Work to be completed: Copy all the data exactly, except the pictures.

=-=-=-=-=

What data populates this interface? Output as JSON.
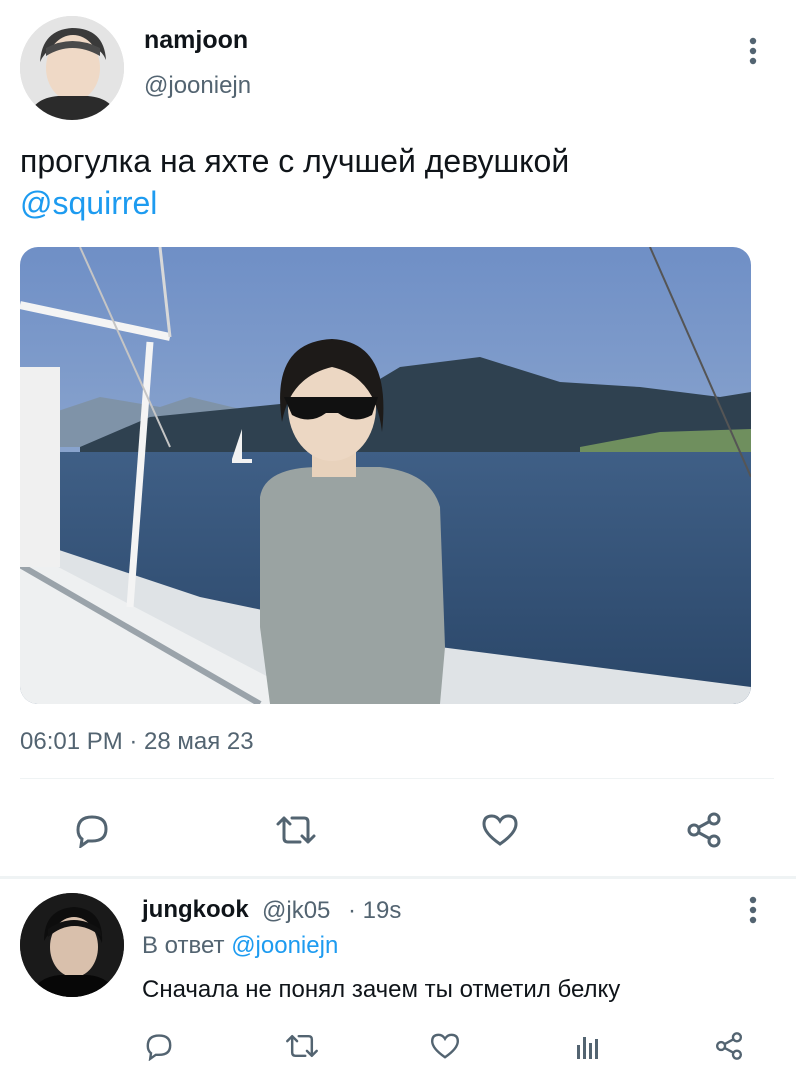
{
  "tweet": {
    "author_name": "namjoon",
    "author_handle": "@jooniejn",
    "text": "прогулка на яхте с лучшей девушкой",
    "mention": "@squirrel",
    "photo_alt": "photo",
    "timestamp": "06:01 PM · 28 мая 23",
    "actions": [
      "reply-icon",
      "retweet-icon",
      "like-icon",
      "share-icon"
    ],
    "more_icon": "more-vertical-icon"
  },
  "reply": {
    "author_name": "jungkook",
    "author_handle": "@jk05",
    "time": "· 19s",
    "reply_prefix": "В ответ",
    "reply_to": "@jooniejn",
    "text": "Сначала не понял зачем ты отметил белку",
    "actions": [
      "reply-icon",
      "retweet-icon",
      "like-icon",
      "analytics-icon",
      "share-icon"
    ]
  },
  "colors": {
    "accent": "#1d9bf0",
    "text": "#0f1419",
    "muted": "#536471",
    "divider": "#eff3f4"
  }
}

=-=-=-=-=

Response to this exercise:
What data populates this interface? Output as JSON.
{
  "tweet": {
    "author_name": "namjoon",
    "author_handle": "@jooniejn",
    "text": "прогулка на яхте с лучшей девушкой",
    "mention": "@squirrel",
    "photo_alt": "photo",
    "timestamp": "06:01 PM · 28 мая 23",
    "actions": [
      "reply-icon",
      "retweet-icon",
      "like-icon",
      "share-icon"
    ],
    "more_icon": "more-vertical-icon"
  },
  "reply": {
    "author_name": "jungkook",
    "author_handle": "@jk05",
    "time": "· 19s",
    "reply_prefix": "В ответ",
    "reply_to": "@jooniejn",
    "text": "Сначала не понял зачем ты отметил белку",
    "actions": [
      "reply-icon",
      "retweet-icon",
      "like-icon",
      "analytics-icon",
      "share-icon"
    ]
  },
  "colors": {
    "accent": "#1d9bf0",
    "text": "#0f1419",
    "muted": "#536471",
    "divider": "#eff3f4"
  }
}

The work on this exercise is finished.